Recorded data:
= = =

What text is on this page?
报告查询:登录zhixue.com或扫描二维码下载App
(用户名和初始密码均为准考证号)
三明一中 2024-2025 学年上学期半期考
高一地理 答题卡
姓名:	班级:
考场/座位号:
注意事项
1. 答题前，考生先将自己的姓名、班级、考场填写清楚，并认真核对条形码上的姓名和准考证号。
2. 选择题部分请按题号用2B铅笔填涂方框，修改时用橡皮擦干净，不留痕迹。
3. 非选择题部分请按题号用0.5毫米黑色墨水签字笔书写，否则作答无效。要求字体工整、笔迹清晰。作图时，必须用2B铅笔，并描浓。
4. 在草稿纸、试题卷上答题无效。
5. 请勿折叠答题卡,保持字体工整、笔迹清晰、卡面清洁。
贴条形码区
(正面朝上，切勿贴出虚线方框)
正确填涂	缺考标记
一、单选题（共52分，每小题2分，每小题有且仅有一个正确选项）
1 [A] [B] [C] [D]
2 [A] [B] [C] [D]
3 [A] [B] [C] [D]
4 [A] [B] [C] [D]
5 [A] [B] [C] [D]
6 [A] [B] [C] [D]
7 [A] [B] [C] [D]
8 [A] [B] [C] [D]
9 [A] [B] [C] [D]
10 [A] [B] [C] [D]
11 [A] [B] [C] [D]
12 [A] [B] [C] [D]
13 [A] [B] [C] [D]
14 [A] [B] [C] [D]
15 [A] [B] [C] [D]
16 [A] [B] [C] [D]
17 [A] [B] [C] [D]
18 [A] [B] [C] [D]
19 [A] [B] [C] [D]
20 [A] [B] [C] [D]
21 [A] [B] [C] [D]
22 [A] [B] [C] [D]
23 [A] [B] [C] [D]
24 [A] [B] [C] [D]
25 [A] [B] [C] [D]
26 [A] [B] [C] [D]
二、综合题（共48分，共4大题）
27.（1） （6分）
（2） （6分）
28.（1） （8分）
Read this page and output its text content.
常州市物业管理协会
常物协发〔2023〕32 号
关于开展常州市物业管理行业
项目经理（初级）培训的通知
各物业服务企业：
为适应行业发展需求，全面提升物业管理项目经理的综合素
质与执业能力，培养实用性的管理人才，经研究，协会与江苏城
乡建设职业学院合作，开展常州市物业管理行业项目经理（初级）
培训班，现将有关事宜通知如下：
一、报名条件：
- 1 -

= = =

### Exercise brief
Quote every entry exactly.

### Completed task
What text is on this page?
报告查询:登录zhixue.com或扫描二维码下载App
(用户名和初始密码均为准考证号)
三明一中 2024-2025 学年上学期半期考
高一地理 答题卡
姓名:	班级:
考场/座位号:
注意事项
1. 答题前，考生先将自己的姓名、班级、考场填写清楚，并认真核对条形码上的姓名和准考证号。
2. 选择题部分请按题号用2B铅笔填涂方框，修改时用橡皮擦干净，不留痕迹。
3. 非选择题部分请按题号用0.5毫米黑色墨水签字笔书写，否则作答无效。要求字体工整、笔迹清晰。作图时，必须用2B铅笔，并描浓。
4. 在草稿纸、试题卷上答题无效。
5. 请勿折叠答题卡,保持字体工整、笔迹清晰、卡面清洁。
贴条形码区
(正面朝上，切勿贴出虚线方框)
正确填涂	缺考标记
一、单选题（共52分，每小题2分，每小题有且仅有一个正确选项）
1 [A] [B] [C] [D]
2 [A] [B] [C] [D]
3 [A] [B] [C] [D]
4 [A] [B] [C] [D]
5 [A] [B] [C] [D]
6 [A] [B] [C] [D]
7 [A] [B] [C] [D]
8 [A] [B] [C] [D]
9 [A] [B] [C] [D]
10 [A] [B] [C] [D]
11 [A] [B] [C] [D]
12 [A] [B] [C] [D]
13 [A] [B] [C] [D]
14 [A] [B] [C] [D]
15 [A] [B] [C] [D]
16 [A] [B] [C] [D]
17 [A] [B] [C] [D]
18 [A] [B] [C] [D]
19 [A] [B] [C] [D]
20 [A] [B] [C] [D]
21 [A] [B] [C] [D]
22 [A] [B] [C] [D]
23 [A] [B] [C] [D]
24 [A] [B] [C] [D]
25 [A] [B] [C] [D]
26 [A] [B] [C] [D]
二、综合题（共48分，共4大题）
27.（1） （6分）
（2） （6分）
28.（1） （8分）
Read this page and output its text content.
常州市物业管理协会
常物协发〔2023〕32 号
关于开展常州市物业管理行业
项目经理（初级）培训的通知
各物业服务企业：
为适应行业发展需求，全面提升物业管理项目经理的综合素
质与执业能力，培养实用性的管理人才，经研究，协会与江苏城
乡建设职业学院合作，开展常州市物业管理行业项目经理（初级）
培训班，现将有关事宜通知如下：
一、报名条件：
- 1 -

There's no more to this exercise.